__WORK TO COMPLETE__
Take down each entry exactly as written.

__RECORDED DATA__
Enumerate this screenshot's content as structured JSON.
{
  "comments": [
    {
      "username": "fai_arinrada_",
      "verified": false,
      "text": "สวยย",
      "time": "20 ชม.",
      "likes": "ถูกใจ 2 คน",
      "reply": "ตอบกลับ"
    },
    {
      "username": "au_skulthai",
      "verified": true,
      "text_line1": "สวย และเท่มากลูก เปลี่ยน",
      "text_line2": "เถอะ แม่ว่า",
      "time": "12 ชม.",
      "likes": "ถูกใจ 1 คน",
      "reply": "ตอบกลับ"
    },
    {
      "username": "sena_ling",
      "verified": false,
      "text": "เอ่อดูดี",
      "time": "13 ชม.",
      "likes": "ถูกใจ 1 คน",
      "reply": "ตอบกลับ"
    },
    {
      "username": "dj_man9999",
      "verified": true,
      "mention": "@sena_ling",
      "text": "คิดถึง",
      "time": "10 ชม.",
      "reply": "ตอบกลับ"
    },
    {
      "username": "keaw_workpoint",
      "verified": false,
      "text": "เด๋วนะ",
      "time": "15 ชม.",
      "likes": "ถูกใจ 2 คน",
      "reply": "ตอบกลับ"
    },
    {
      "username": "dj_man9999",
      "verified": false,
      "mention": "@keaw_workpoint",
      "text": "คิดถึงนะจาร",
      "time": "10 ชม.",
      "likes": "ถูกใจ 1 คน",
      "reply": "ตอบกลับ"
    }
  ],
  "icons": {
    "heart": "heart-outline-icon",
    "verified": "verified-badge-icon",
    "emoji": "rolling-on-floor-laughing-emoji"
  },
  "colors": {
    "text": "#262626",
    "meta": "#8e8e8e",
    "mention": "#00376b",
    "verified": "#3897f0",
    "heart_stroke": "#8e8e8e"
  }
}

__THE ANSWER__
Enumerate this screenshot's content as structured JSON.
{
  "comments": [
    {
      "username": "fai_arinrada_",
      "verified": false,
      "text": "สวยย",
      "time": "20 ชม.",
      "likes": "ถูกใจ 2 คน",
      "reply": "ตอบกลับ"
    },
    {
      "username": "au_skulthai",
      "verified": true,
      "text_line1": "สวย และเท่มากลูก เปลี่ยน",
      "text_line2": "เถอะ แม่ว่า",
      "time": "12 ชม.",
      "likes": "ถูกใจ 1 คน",
      "reply": "ตอบกลับ"
    },
    {
      "username": "sena_ling",
      "verified": false,
      "text": "เอ่อดูดี",
      "time": "13 ชม.",
      "likes": "ถูกใจ 1 คน",
      "reply": "ตอบกลับ"
    },
    {
      "username": "dj_man9999",
      "verified": true,
      "mention": "@sena_ling",
      "text": "คิดถึง",
      "time": "10 ชม.",
      "reply": "ตอบกลับ"
    },
    {
      "username": "keaw_workpoint",
      "verified": false,
      "text": "เด๋วนะ",
      "time": "15 ชม.",
      "likes": "ถูกใจ 2 คน",
      "reply": "ตอบกลับ"
    },
    {
      "username": "dj_man9999",
      "verified": false,
      "mention": "@keaw_workpoint",
      "text": "คิดถึงนะจาร",
      "time": "10 ชม.",
      "likes": "ถูกใจ 1 คน",
      "reply": "ตอบกลับ"
    }
  ],
  "icons": {
    "heart": "heart-outline-icon",
    "verified": "verified-badge-icon",
    "emoji": "rolling-on-floor-laughing-emoji"
  },
  "colors": {
    "text": "#262626",
    "meta": "#8e8e8e",
    "mention": "#00376b",
    "verified": "#3897f0",
    "heart_stroke": "#8e8e8e"
  }
}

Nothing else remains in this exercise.